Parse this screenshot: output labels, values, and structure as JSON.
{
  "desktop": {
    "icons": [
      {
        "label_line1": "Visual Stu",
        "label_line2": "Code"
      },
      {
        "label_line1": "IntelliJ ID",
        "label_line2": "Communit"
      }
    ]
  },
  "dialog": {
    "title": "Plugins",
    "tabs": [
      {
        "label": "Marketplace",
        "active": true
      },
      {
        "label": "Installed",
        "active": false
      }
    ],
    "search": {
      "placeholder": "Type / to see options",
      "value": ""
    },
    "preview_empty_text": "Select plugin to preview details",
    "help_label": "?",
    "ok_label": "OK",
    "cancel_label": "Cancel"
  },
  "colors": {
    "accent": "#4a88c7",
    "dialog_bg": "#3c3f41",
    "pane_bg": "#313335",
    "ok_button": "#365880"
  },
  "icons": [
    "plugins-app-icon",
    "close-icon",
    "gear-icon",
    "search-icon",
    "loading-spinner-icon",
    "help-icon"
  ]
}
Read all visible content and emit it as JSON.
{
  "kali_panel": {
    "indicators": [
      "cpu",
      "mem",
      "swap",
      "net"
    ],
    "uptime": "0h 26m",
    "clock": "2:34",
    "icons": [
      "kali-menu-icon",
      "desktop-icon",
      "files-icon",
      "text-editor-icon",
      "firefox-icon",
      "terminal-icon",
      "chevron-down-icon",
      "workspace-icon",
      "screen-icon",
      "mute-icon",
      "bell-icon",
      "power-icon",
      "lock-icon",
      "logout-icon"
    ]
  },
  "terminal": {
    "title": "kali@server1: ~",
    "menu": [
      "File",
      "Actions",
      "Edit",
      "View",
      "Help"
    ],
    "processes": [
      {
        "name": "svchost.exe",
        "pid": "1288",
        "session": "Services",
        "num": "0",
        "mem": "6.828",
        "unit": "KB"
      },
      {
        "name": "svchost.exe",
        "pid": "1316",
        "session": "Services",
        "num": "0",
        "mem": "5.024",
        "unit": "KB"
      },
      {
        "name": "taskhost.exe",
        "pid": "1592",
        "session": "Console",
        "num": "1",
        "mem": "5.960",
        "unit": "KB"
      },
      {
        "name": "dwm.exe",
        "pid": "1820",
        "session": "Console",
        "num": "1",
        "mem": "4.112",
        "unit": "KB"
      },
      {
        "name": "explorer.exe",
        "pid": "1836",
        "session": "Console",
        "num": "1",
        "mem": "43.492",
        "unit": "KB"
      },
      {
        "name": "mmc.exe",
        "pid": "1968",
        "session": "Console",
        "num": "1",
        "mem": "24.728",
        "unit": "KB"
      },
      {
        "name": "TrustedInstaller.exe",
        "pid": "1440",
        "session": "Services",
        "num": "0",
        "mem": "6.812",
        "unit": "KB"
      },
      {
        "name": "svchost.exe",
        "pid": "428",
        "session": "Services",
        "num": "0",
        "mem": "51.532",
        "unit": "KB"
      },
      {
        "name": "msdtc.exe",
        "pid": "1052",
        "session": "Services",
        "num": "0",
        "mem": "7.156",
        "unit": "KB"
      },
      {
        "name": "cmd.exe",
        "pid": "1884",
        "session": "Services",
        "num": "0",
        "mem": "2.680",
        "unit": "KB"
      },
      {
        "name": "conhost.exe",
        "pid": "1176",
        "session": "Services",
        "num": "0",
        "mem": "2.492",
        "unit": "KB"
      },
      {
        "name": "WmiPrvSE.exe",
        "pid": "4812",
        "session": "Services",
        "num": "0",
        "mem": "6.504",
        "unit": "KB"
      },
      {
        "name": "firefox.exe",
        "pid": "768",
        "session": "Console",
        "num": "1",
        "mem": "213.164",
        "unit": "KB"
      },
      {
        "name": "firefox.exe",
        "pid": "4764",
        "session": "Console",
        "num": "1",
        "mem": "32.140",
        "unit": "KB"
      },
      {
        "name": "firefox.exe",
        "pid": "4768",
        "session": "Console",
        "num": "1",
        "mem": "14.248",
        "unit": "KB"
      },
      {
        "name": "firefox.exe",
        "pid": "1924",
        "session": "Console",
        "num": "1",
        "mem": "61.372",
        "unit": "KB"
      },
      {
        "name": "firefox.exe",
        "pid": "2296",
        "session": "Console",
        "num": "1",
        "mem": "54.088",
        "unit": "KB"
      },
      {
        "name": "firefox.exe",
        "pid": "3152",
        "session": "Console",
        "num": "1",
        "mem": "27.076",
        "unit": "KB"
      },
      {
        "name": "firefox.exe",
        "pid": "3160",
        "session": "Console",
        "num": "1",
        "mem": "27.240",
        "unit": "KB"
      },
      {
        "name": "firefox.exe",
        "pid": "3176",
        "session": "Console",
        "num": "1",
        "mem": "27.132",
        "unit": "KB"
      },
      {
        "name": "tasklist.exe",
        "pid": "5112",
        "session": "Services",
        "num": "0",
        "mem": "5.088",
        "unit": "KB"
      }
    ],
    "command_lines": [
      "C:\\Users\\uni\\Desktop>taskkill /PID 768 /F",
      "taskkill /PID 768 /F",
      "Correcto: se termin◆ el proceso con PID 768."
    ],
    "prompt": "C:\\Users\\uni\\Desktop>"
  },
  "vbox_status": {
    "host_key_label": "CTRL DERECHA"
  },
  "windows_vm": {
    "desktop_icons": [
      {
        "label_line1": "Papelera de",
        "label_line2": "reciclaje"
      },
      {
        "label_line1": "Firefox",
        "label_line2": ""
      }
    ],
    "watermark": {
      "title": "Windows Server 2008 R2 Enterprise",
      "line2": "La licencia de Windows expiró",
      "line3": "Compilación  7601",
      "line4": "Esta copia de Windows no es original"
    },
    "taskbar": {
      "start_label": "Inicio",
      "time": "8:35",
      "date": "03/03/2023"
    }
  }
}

__Problem__
Reproduce the data shown above exactly.

__Solved problem__
Parse this screenshot: output labels, values, and structure as JSON.
{
  "desktop": {
    "icons": [
      {
        "label_line1": "Visual Stu",
        "label_line2": "Code"
      },
      {
        "label_line1": "IntelliJ ID",
        "label_line2": "Communit"
      }
    ]
  },
  "dialog": {
    "title": "Plugins",
    "tabs": [
      {
        "label": "Marketplace",
        "active": true
      },
      {
        "label": "Installed",
        "active": false
      }
    ],
    "search": {
      "placeholder": "Type / to see options",
      "value": ""
    },
    "preview_empty_text": "Select plugin to preview details",
    "help_label": "?",
    "ok_label": "OK",
    "cancel_label": "Cancel"
  },
  "colors": {
    "accent": "#4a88c7",
    "dialog_bg": "#3c3f41",
    "pane_bg": "#313335",
    "ok_button": "#365880"
  },
  "icons": [
    "plugins-app-icon",
    "close-icon",
    "gear-icon",
    "search-icon",
    "loading-spinner-icon",
    "help-icon"
  ]
}
Read all visible content and emit it as JSON.
{
  "kali_panel": {
    "indicators": [
      "cpu",
      "mem",
      "swap",
      "net"
    ],
    "uptime": "0h 26m",
    "clock": "2:34",
    "icons": [
      "kali-menu-icon",
      "desktop-icon",
      "files-icon",
      "text-editor-icon",
      "firefox-icon",
      "terminal-icon",
      "chevron-down-icon",
      "workspace-icon",
      "screen-icon",
      "mute-icon",
      "bell-icon",
      "power-icon",
      "lock-icon",
      "logout-icon"
    ]
  },
  "terminal": {
    "title": "kali@server1: ~",
    "menu": [
      "File",
      "Actions",
      "Edit",
      "View",
      "Help"
    ],
    "processes": [
      {
        "name": "svchost.exe",
        "pid": "1288",
        "session": "Services",
        "num": "0",
        "mem": "6.828",
        "unit": "KB"
      },
      {
        "name": "svchost.exe",
        "pid": "1316",
        "session": "Services",
        "num": "0",
        "mem": "5.024",
        "unit": "KB"
      },
      {
        "name": "taskhost.exe",
        "pid": "1592",
        "session": "Console",
        "num": "1",
        "mem": "5.960",
        "unit": "KB"
      },
      {
        "name": "dwm.exe",
        "pid": "1820",
        "session": "Console",
        "num": "1",
        "mem": "4.112",
        "unit": "KB"
      },
      {
        "name": "explorer.exe",
        "pid": "1836",
        "session": "Console",
        "num": "1",
        "mem": "43.492",
        "unit": "KB"
      },
      {
        "name": "mmc.exe",
        "pid": "1968",
        "session": "Console",
        "num": "1",
        "mem": "24.728",
        "unit": "KB"
      },
      {
        "name": "TrustedInstaller.exe",
        "pid": "1440",
        "session": "Services",
        "num": "0",
        "mem": "6.812",
        "unit": "KB"
      },
      {
        "name": "svchost.exe",
        "pid": "428",
        "session": "Services",
        "num": "0",
        "mem": "51.532",
        "unit": "KB"
      },
      {
        "name": "msdtc.exe",
        "pid": "1052",
        "session": "Services",
        "num": "0",
        "mem": "7.156",
        "unit": "KB"
      },
      {
        "name": "cmd.exe",
        "pid": "1884",
        "session": "Services",
        "num": "0",
        "mem": "2.680",
        "unit": "KB"
      },
      {
        "name": "conhost.exe",
        "pid": "1176",
        "session": "Services",
        "num": "0",
        "mem": "2.492",
        "unit": "KB"
      },
      {
        "name": "WmiPrvSE.exe",
        "pid": "4812",
        "session": "Services",
        "num": "0",
        "mem": "6.504",
        "unit": "KB"
      },
      {
        "name": "firefox.exe",
        "pid": "768",
        "session": "Console",
        "num": "1",
        "mem": "213.164",
        "unit": "KB"
      },
      {
        "name": "firefox.exe",
        "pid": "4764",
        "session": "Console",
        "num": "1",
        "mem": "32.140",
        "unit": "KB"
      },
      {
        "name": "firefox.exe",
        "pid": "4768",
        "session": "Console",
        "num": "1",
        "mem": "14.248",
        "unit": "KB"
      },
      {
        "name": "firefox.exe",
        "pid": "1924",
        "session": "Console",
        "num": "1",
        "mem": "61.372",
        "unit": "KB"
      },
      {
        "name": "firefox.exe",
        "pid": "2296",
        "session": "Console",
        "num": "1",
        "mem": "54.088",
        "unit": "KB"
      },
      {
        "name": "firefox.exe",
        "pid": "3152",
        "session": "Console",
        "num": "1",
        "mem": "27.076",
        "unit": "KB"
      },
      {
        "name": "firefox.exe",
        "pid": "3160",
        "session": "Console",
        "num": "1",
        "mem": "27.240",
        "unit": "KB"
      },
      {
        "name": "firefox.exe",
        "pid": "3176",
        "session": "Console",
        "num": "1",
        "mem": "27.132",
        "unit": "KB"
      },
      {
        "name": "tasklist.exe",
        "pid": "5112",
        "session": "Services",
        "num": "0",
        "mem": "5.088",
        "unit": "KB"
      }
    ],
    "command_lines": [
      "C:\\Users\\uni\\Desktop>taskkill /PID 768 /F",
      "taskkill /PID 768 /F",
      "Correcto: se termin◆ el proceso con PID 768."
    ],
    "prompt": "C:\\Users\\uni\\Desktop>"
  },
  "vbox_status": {
    "host_key_label": "CTRL DERECHA"
  },
  "windows_vm": {
    "desktop_icons": [
      {
        "label_line1": "Papelera de",
        "label_line2": "reciclaje"
      },
      {
        "label_line1": "Firefox",
        "label_line2": ""
      }
    ],
    "watermark": {
      "title": "Windows Server 2008 R2 Enterprise",
      "line2": "La licencia de Windows expiró",
      "line3": "Compilación  7601",
      "line4": "Esta copia de Windows no es original"
    },
    "taskbar": {
      "start_label": "Inicio",
      "time": "8:35",
      "date": "03/03/2023"
    }
  }
}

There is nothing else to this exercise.